◆ Problem description ◆
All the data below goes into the copy word for word, but the pictures don't.
- - -
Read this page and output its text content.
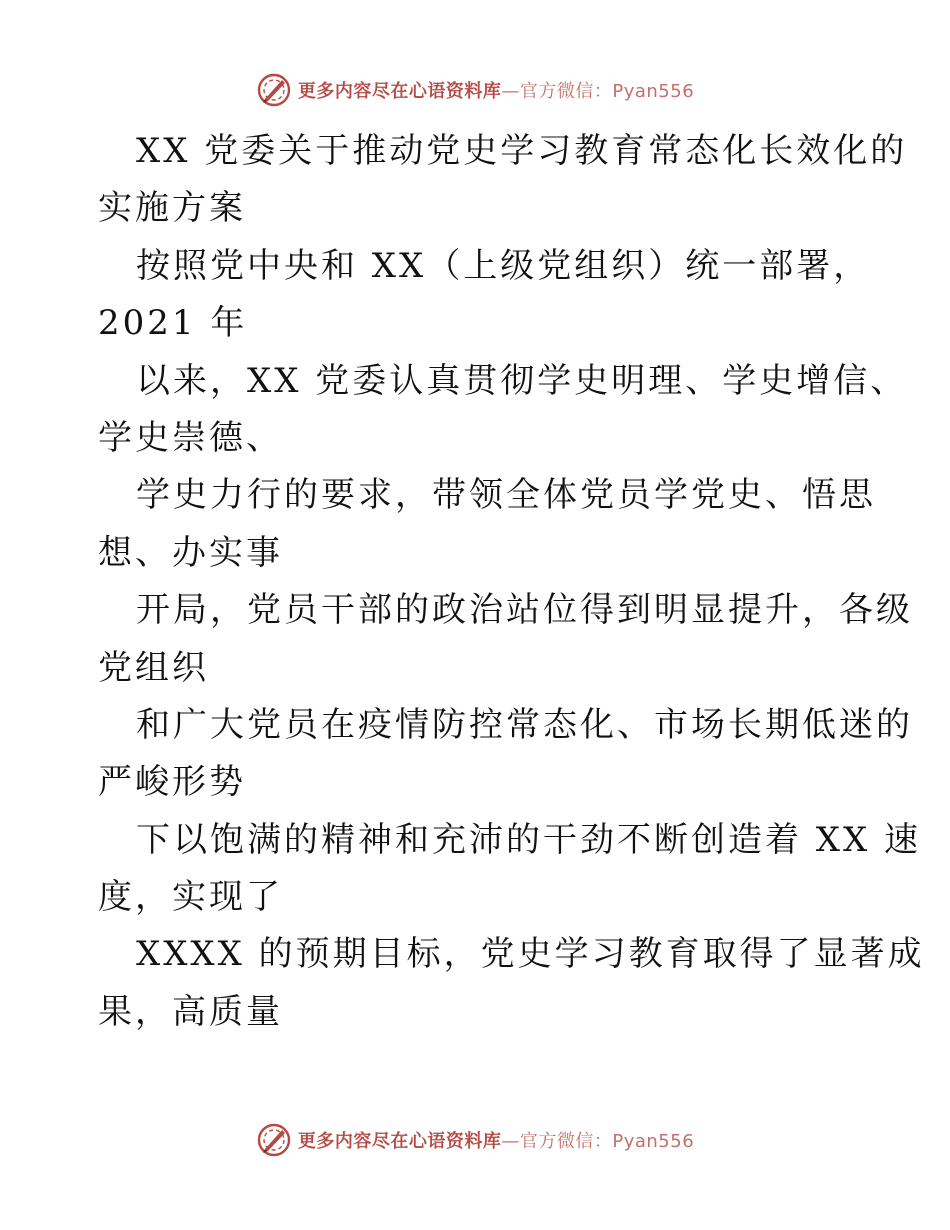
更多内容尽在心语资料库—官方微信：Pyan556
XX 党委关于推动党史学习教育常态化长效化的
实施方案
按照党中央和 XX（上级党组织）统一部署，
2021 年
以来，XX 党委认真贯彻学史明理、学史增信、
学史崇德、
学史力行的要求，带领全体党员学党史、悟思
想、办实事
开局，党员干部的政治站位得到明显提升，各级
党组织
和广大党员在疫情防控常态化、市场长期低迷的
严峻形势
下以饱满的精神和充沛的干劲不断创造着 XX 速
度，实现了
XXXX 的预期目标，党史学习教育取得了显著成
果，高质量
更多内容尽在心语资料库—官方微信：Pyan556
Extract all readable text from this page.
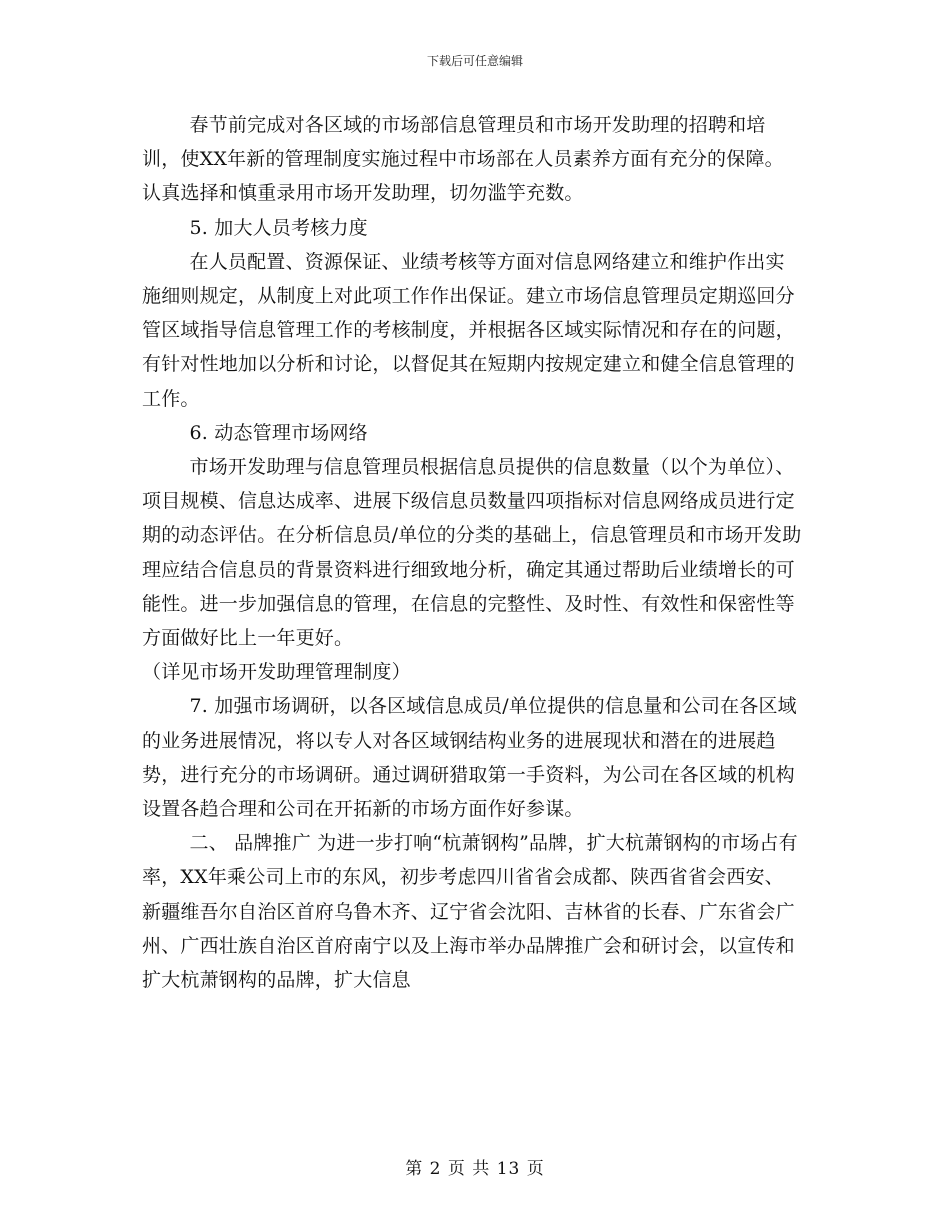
下载后可任意编辑

春节前完成对各区域的市场部信息管理员和市场开发助理的招聘和培训，使XX年新的管理制度实施过程中市场部在人员素养方面有充分的保障。认真选择和慎重录用市场开发助理，切勿滥竽充数。

5. 加大人员考核力度

在人员配置、资源保证、业绩考核等方面对信息网络建立和维护作出实施细则规定，从制度上对此项工作作出保证。建立市场信息管理员定期巡回分管区域指导信息管理工作的考核制度，并根据各区域实际情况和存在的问题，有针对性地加以分析和讨论，以督促其在短期内按规定建立和健全信息管理的工作。

6. 动态管理市场网络

市场开发助理与信息管理员根据信息员提供的信息数量（以个为单位）、项目规模、信息达成率、进展下级信息员数量四项指标对信息网络成员进行定期的动态评估。在分析信息员/单位的分类的基础上，信息管理员和市场开发助理应结合信息员的背景资料进行细致地分析，确定其通过帮助后业绩增长的可能性。进一步加强信息的管理，在信息的完整性、及时性、有效性和保密性等方面做好比上一年更好。

（详见市场开发助理管理制度）

7. 加强市场调研，以各区域信息成员/单位提供的信息量和公司在各区域的业务进展情况，将以专人对各区域钢结构业务的进展现状和潜在的进展趋势，进行充分的市场调研。通过调研猎取第一手资料，为公司在各区域的机构设置各趋合理和公司在开拓新的市场方面作好参谋。

二、 品牌推广 为进一步打响“杭萧钢构”品牌，扩大杭萧钢构的市场占有率，XX年乘公司上市的东风，初步考虑四川省省会成都、陕西省省会西安、新疆维吾尔自治区首府乌鲁木齐、辽宁省会沈阳、吉林省的长春、广东省会广州、广西壮族自治区首府南宁以及上海市举办品牌推广会和研讨会，以宣传和扩大杭萧钢构的品牌，扩大信息

第 2 页 共 13 页
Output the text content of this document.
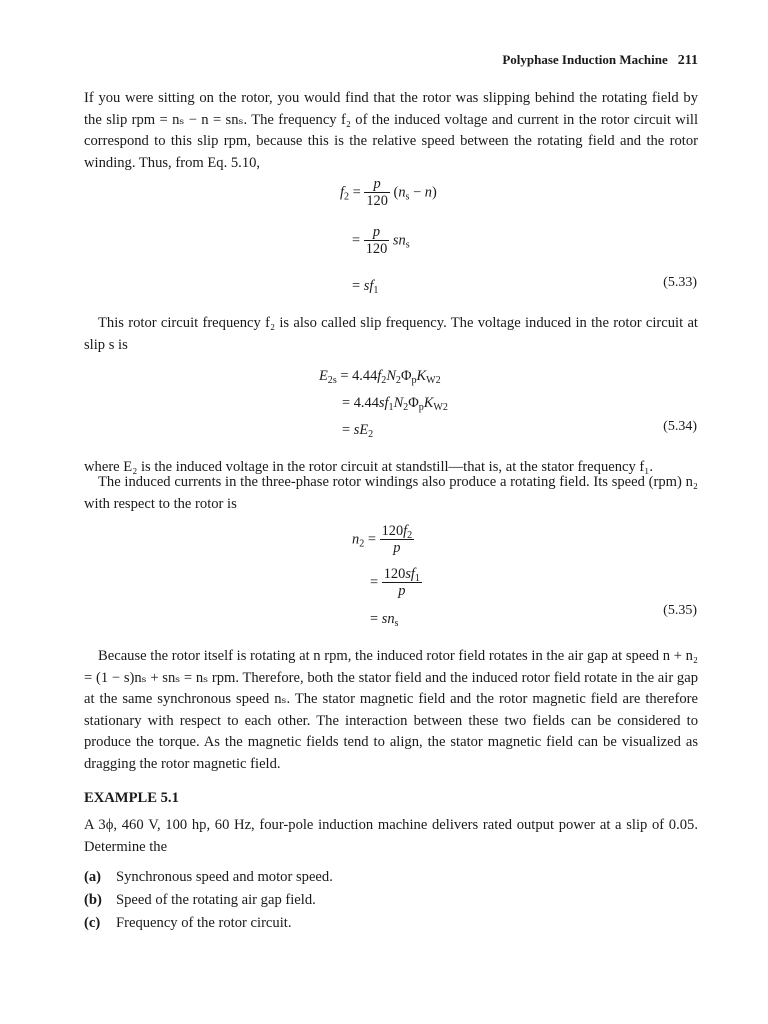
Polyphase Induction Machine 211

If you were sitting on the rotor, you would find that the rotor was slipping behind the rotating field by the slip rpm = nₛ − n = snₛ. The frequency f₂ of the induced voltage and current in the rotor circuit will correspond to this slip rpm, because this is the relative speed between the rotating field and the rotor winding. Thus, from Eq. 5.10,

$f_2 = \frac{p}{120} (n_s - n)$
= $\frac{p}{120} sn_s$
= $sf_1$
(5.33)

This rotor circuit frequency f₂ is also called slip frequency. The voltage induced in the rotor circuit at slip s is

$E_{2s} = 4.44f_2N_2\Phi_pK_{W2}$
= $4.44sf_1N_2\Phi_pK_{W2}$
= $sE_2$
(5.34)

where E₂ is the induced voltage in the rotor circuit at standstill—that is, at the stator frequency f₁.

The induced currents in the three-phase rotor windings also produce a rotating field. Its speed (rpm) n₂ with respect to the rotor is

$n_2 = \frac{120f_2}{p}$
= $\frac{120sf_1}{p}$
= $sn_s$
(5.35)

Because the rotor itself is rotating at n rpm, the induced rotor field rotates in the air gap at speed n + n₂ = (1 − s)nₛ + snₛ = nₛ rpm. Therefore, both the stator field and the induced rotor field rotate in the air gap at the same synchronous speed nₛ. The stator magnetic field and the rotor magnetic field are therefore stationary with respect to each other. The interaction between these two fields can be considered to produce the torque. As the magnetic fields tend to align, the stator magnetic field can be visualized as dragging the rotor magnetic field.

EXAMPLE 5.1

A 3ϕ, 460 V, 100 hp, 60 Hz, four-pole induction machine delivers rated output power at a slip of 0.05. Determine the

(a) Synchronous speed and motor speed.
(b) Speed of the rotating air gap field.
(c) Frequency of the rotor circuit.
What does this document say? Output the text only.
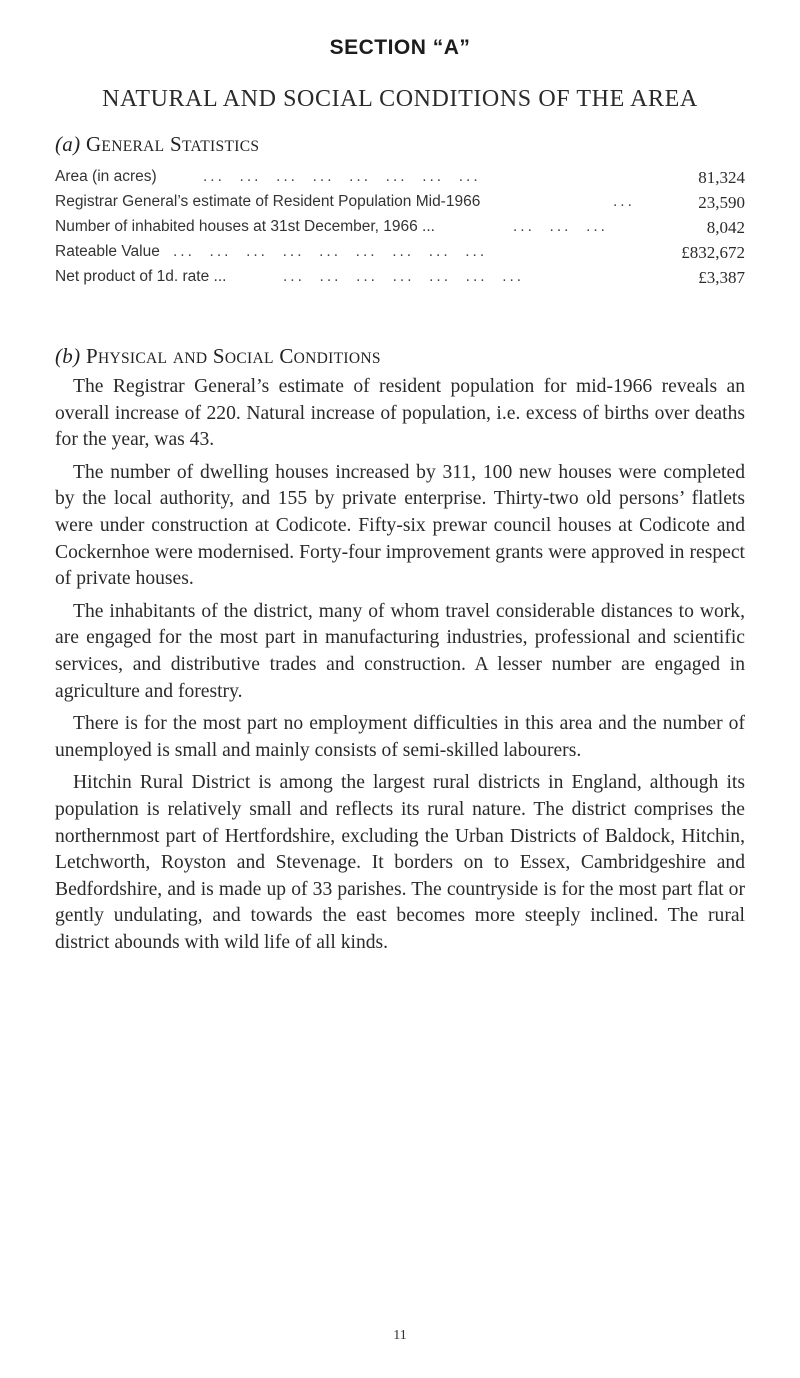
SECTION “A”
NATURAL AND SOCIAL CONDITIONS OF THE AREA
(a) GENERAL STATISTICS
Area (in acres)	...  ...  ...  ...  ...  ...  ...  ...	81,324
Registrar General’s estimate of Resident Population Mid-1966	...	23,590
Number of inhabited houses at 31st December, 1966 ...	...  ...  ...	8,042
Rateable Value ...  ...  ...  ...  ...  ...  ...  ...  ...	£832,672
Net product of 1d. rate ...	...  ...  ...  ...  ...  ...  ...	£3,387
(b) PHYSICAL AND SOCIAL CONDITIONS

The Registrar General’s estimate of resident population for mid-1966 reveals an overall increase of 220. Natural increase of population, i.e. excess of births over deaths for the year, was 43.

The number of dwelling houses increased by 311, 100 new houses were completed by the local authority, and 155 by private enterprise. Thirty-two old persons’ flatlets were under construction at Codicote. Fifty-six prewar council houses at Codicote and Cockernhoe were modernised. Forty-four improvement grants were approved in respect of private houses.

The inhabitants of the district, many of whom travel considerable distances to work, are engaged for the most part in manufacturing industries, professional and scientific services, and distributive trades and construction. A lesser number are engaged in agriculture and forestry.

There is for the most part no employment difficulties in this area and the number of unemployed is small and mainly consists of semi-skilled labourers.

Hitchin Rural District is among the largest rural districts in England, although its population is relatively small and reflects its rural nature. The district comprises the northernmost part of Hertfordshire, excluding the Urban Districts of Baldock, Hitchin, Letchworth, Royston and Stevenage. It borders on to Essex, Cambridgeshire and Bedfordshire, and is made up of 33 parishes. The countryside is for the most part flat or gently undulating, and towards the east becomes more steeply inclined. The rural district abounds with wild life of all kinds.

11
- - -
◆ Problem solution ◆
Read this page and output its text content.
更多内容尽在心语资料库—官方微信：Pyan556
XX 党委关于推动党史学习教育常态化长效化的
实施方案
按照党中央和 XX（上级党组织）统一部署，
2021 年
以来，XX 党委认真贯彻学史明理、学史增信、
学史崇德、
学史力行的要求，带领全体党员学党史、悟思
想、办实事
开局，党员干部的政治站位得到明显提升，各级
党组织
和广大党员在疫情防控常态化、市场长期低迷的
严峻形势
下以饱满的精神和充沛的干劲不断创造着 XX 速
度，实现了
XXXX 的预期目标，党史学习教育取得了显著成
果，高质量
更多内容尽在心语资料库—官方微信：Pyan556
Extract all readable text from this page.
下载后可任意编辑

春节前完成对各区域的市场部信息管理员和市场开发助理的招聘和培训，使XX年新的管理制度实施过程中市场部在人员素养方面有充分的保障。认真选择和慎重录用市场开发助理，切勿滥竽充数。

5. 加大人员考核力度

在人员配置、资源保证、业绩考核等方面对信息网络建立和维护作出实施细则规定，从制度上对此项工作作出保证。建立市场信息管理员定期巡回分管区域指导信息管理工作的考核制度，并根据各区域实际情况和存在的问题，有针对性地加以分析和讨论，以督促其在短期内按规定建立和健全信息管理的工作。

6. 动态管理市场网络

市场开发助理与信息管理员根据信息员提供的信息数量（以个为单位）、项目规模、信息达成率、进展下级信息员数量四项指标对信息网络成员进行定期的动态评估。在分析信息员/单位的分类的基础上，信息管理员和市场开发助理应结合信息员的背景资料进行细致地分析，确定其通过帮助后业绩增长的可能性。进一步加强信息的管理，在信息的完整性、及时性、有效性和保密性等方面做好比上一年更好。

（详见市场开发助理管理制度）

7. 加强市场调研，以各区域信息成员/单位提供的信息量和公司在各区域的业务进展情况，将以专人对各区域钢结构业务的进展现状和潜在的进展趋势，进行充分的市场调研。通过调研猎取第一手资料，为公司在各区域的机构设置各趋合理和公司在开拓新的市场方面作好参谋。

二、 品牌推广 为进一步打响“杭萧钢构”品牌，扩大杭萧钢构的市场占有率，XX年乘公司上市的东风，初步考虑四川省省会成都、陕西省省会西安、新疆维吾尔自治区首府乌鲁木齐、辽宁省会沈阳、吉林省的长春、广东省会广州、广西壮族自治区首府南宁以及上海市举办品牌推广会和研讨会，以宣传和扩大杭萧钢构的品牌，扩大信息

第 2 页 共 13 页
Output the text content of this document.
Polyphase Induction Machine 211

If you were sitting on the rotor, you would find that the rotor was slipping behind the rotating field by the slip rpm = nₛ − n = snₛ. The frequency f₂ of the induced voltage and current in the rotor circuit will correspond to this slip rpm, because this is the relative speed between the rotating field and the rotor winding. Thus, from Eq. 5.10,

$f_2 = \frac{p}{120} (n_s - n)$
= $\frac{p}{120} sn_s$
= $sf_1$
(5.33)

This rotor circuit frequency f₂ is also called slip frequency. The voltage induced in the rotor circuit at slip s is

$E_{2s} = 4.44f_2N_2\Phi_pK_{W2}$
= $4.44sf_1N_2\Phi_pK_{W2}$
= $sE_2$
(5.34)

where E₂ is the induced voltage in the rotor circuit at standstill—that is, at the stator frequency f₁.

The induced currents in the three-phase rotor windings also produce a rotating field. Its speed (rpm) n₂ with respect to the rotor is

$n_2 = \frac{120f_2}{p}$
= $\frac{120sf_1}{p}$
= $sn_s$
(5.35)

Because the rotor itself is rotating at n rpm, the induced rotor field rotates in the air gap at speed n + n₂ = (1 − s)nₛ + snₛ = nₛ rpm. Therefore, both the stator field and the induced rotor field rotate in the air gap at the same synchronous speed nₛ. The stator magnetic field and the rotor magnetic field are therefore stationary with respect to each other. The interaction between these two fields can be considered to produce the torque. As the magnetic fields tend to align, the stator magnetic field can be visualized as dragging the rotor magnetic field.

EXAMPLE 5.1

A 3ϕ, 460 V, 100 hp, 60 Hz, four-pole induction machine delivers rated output power at a slip of 0.05. Determine the

(a) Synchronous speed and motor speed.
(b) Speed of the rotating air gap field.
(c) Frequency of the rotor circuit.
What does this document say? Output the text only.
SECTION “A”
NATURAL AND SOCIAL CONDITIONS OF THE AREA
(a) GENERAL STATISTICS
Area (in acres)	...  ...  ...  ...  ...  ...  ...  ...	81,324
Registrar General’s estimate of Resident Population Mid-1966	...	23,590
Number of inhabited houses at 31st December, 1966 ...	...  ...  ...	8,042
Rateable Value ...  ...  ...  ...  ...  ...  ...  ...  ...	£832,672
Net product of 1d. rate ...	...  ...  ...  ...  ...  ...  ...	£3,387
(b) PHYSICAL AND SOCIAL CONDITIONS

The Registrar General’s estimate of resident population for mid-1966 reveals an overall increase of 220. Natural increase of population, i.e. excess of births over deaths for the year, was 43.

The number of dwelling houses increased by 311, 100 new houses were completed by the local authority, and 155 by private enterprise. Thirty-two old persons’ flatlets were under construction at Codicote. Fifty-six prewar council houses at Codicote and Cockernhoe were modernised. Forty-four improvement grants were approved in respect of private houses.

The inhabitants of the district, many of whom travel considerable distances to work, are engaged for the most part in manufacturing industries, professional and scientific services, and distributive trades and construction. A lesser number are engaged in agriculture and forestry.

There is for the most part no employment difficulties in this area and the number of unemployed is small and mainly consists of semi-skilled labourers.

Hitchin Rural District is among the largest rural districts in England, although its population is relatively small and reflects its rural nature. The district comprises the northernmost part of Hertfordshire, excluding the Urban Districts of Baldock, Hitchin, Letchworth, Royston and Stevenage. It borders on to Essex, Cambridgeshire and Bedfordshire, and is made up of 33 parishes. The countryside is for the most part flat or gently undulating, and towards the east becomes more steeply inclined. The rural district abounds with wild life of all kinds.

11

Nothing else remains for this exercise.